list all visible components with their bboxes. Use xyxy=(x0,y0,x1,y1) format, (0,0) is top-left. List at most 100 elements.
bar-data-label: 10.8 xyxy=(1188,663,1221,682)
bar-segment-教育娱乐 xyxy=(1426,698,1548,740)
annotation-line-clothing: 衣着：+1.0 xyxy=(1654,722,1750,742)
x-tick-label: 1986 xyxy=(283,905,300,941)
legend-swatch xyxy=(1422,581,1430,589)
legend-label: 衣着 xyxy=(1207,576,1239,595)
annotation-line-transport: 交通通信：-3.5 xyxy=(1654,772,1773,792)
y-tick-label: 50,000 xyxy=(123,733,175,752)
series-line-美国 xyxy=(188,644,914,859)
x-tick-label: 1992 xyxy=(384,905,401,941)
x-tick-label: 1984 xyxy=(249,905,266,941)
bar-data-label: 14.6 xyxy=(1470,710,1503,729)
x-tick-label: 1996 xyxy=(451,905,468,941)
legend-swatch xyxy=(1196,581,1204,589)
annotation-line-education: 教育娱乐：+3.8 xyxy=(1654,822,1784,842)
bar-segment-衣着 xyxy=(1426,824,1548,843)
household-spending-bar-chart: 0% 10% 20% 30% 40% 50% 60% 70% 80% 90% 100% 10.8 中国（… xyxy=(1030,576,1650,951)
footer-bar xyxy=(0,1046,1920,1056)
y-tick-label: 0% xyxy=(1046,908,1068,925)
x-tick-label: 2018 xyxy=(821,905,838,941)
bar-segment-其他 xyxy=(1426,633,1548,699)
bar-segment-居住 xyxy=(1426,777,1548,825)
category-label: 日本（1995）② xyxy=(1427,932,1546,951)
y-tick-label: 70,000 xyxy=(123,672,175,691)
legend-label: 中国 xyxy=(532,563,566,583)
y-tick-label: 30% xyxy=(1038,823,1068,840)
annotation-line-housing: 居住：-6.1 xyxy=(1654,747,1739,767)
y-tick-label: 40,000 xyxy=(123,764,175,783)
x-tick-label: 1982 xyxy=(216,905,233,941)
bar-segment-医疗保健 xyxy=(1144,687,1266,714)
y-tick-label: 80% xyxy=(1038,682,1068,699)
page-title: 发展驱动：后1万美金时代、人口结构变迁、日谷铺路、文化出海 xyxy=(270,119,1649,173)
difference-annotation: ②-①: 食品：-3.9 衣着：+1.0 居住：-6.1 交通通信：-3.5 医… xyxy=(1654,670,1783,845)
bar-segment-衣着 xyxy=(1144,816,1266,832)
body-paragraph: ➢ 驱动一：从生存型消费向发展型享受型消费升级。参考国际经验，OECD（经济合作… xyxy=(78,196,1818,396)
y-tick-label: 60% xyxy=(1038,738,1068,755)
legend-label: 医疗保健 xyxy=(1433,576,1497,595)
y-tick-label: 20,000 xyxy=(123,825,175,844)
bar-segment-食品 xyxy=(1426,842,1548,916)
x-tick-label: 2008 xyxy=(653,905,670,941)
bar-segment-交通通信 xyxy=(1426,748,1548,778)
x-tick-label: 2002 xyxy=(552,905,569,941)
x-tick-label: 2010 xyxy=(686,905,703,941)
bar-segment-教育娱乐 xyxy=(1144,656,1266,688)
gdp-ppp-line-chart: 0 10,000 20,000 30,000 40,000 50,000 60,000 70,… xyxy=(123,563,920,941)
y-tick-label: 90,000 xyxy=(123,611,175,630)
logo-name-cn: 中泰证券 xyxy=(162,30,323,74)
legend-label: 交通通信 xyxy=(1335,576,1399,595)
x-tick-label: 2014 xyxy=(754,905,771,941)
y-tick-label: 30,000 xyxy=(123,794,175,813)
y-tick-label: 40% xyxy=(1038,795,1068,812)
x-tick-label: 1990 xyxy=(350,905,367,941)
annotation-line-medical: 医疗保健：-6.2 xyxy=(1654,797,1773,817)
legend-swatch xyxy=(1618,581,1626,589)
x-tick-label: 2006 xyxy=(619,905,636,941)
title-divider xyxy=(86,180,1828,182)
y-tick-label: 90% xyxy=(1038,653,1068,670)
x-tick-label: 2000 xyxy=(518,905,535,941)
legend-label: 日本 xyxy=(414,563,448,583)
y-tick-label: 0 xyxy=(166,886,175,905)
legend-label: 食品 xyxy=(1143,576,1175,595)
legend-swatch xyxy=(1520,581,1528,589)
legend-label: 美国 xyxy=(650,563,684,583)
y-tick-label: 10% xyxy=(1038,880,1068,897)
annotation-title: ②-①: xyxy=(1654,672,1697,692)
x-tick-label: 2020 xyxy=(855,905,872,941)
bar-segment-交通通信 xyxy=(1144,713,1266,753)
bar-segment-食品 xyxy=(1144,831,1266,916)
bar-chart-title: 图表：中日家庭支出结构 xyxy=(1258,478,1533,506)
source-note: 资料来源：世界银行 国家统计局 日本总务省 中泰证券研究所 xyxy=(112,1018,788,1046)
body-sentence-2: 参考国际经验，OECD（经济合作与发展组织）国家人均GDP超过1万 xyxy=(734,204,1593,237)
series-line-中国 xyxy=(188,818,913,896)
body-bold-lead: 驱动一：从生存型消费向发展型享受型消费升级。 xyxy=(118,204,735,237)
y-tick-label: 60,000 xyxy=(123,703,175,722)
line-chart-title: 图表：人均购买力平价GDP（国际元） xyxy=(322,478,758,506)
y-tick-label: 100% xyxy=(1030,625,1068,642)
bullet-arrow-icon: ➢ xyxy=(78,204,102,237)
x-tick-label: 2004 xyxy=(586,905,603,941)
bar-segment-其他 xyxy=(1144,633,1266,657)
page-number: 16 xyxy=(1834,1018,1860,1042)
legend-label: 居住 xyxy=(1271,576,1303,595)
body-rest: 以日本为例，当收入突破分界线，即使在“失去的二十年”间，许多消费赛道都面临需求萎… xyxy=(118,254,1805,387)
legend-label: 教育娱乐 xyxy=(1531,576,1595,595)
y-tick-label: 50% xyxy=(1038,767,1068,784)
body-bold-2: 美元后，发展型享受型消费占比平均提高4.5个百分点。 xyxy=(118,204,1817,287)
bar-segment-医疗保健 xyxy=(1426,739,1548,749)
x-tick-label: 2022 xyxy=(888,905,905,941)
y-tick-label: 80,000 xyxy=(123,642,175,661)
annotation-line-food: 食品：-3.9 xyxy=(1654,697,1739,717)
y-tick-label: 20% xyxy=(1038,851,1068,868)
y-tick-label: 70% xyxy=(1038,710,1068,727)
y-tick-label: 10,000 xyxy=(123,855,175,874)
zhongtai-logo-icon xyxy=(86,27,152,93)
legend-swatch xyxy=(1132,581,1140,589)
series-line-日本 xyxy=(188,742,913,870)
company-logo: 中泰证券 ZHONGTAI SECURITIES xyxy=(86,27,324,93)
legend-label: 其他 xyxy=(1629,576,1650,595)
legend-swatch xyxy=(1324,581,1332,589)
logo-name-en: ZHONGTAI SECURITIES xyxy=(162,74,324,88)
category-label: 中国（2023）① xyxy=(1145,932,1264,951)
* * *
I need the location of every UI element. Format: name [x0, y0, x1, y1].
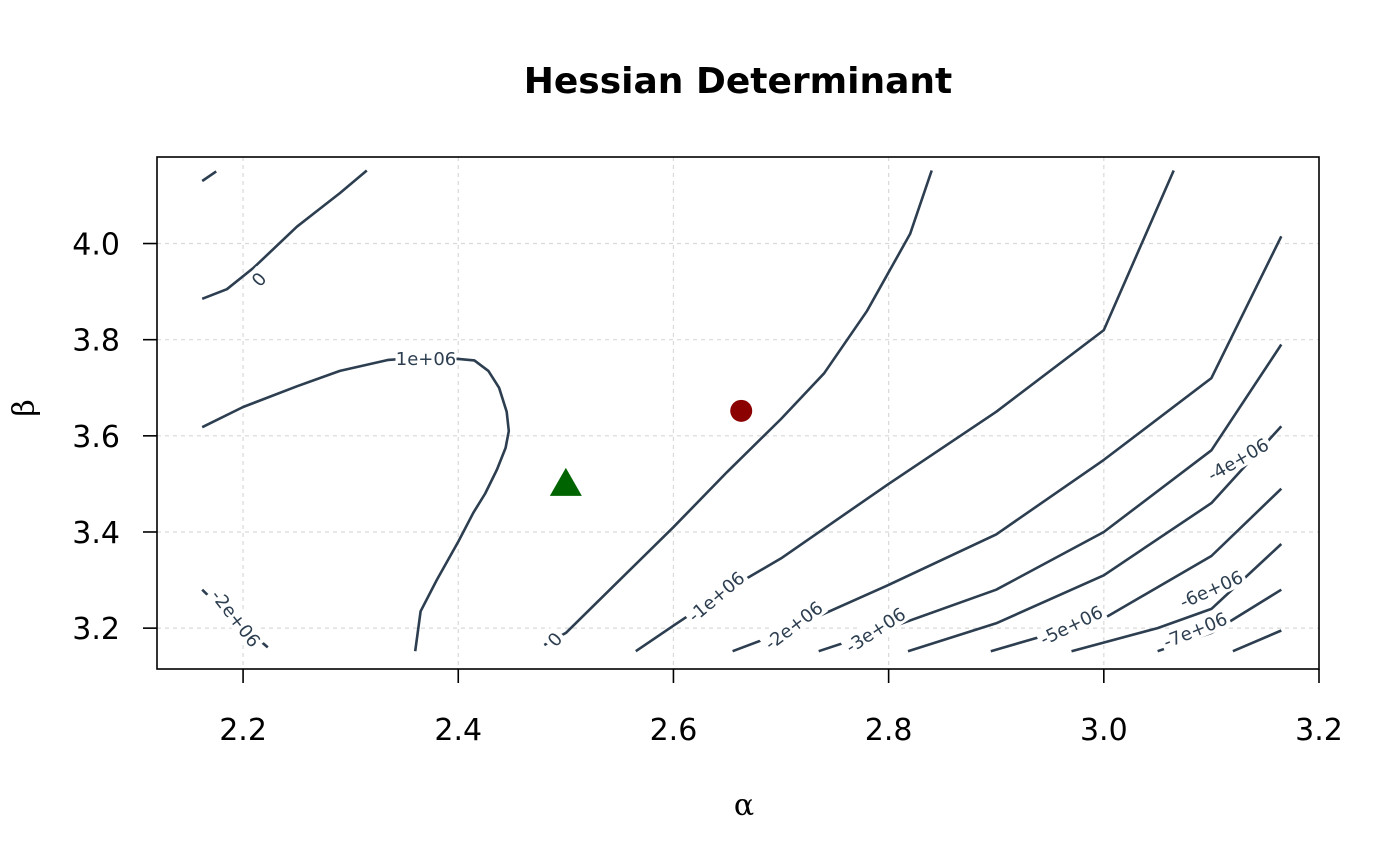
* * *
§ Exercise aim
Return each line of the listing that contains the string "category", matching case exactly.

§ Output for this task
category-label: 日本（1995）② xyxy=(1427,932,1546,951)
category-label: 中国（2023）① xyxy=(1145,932,1264,951)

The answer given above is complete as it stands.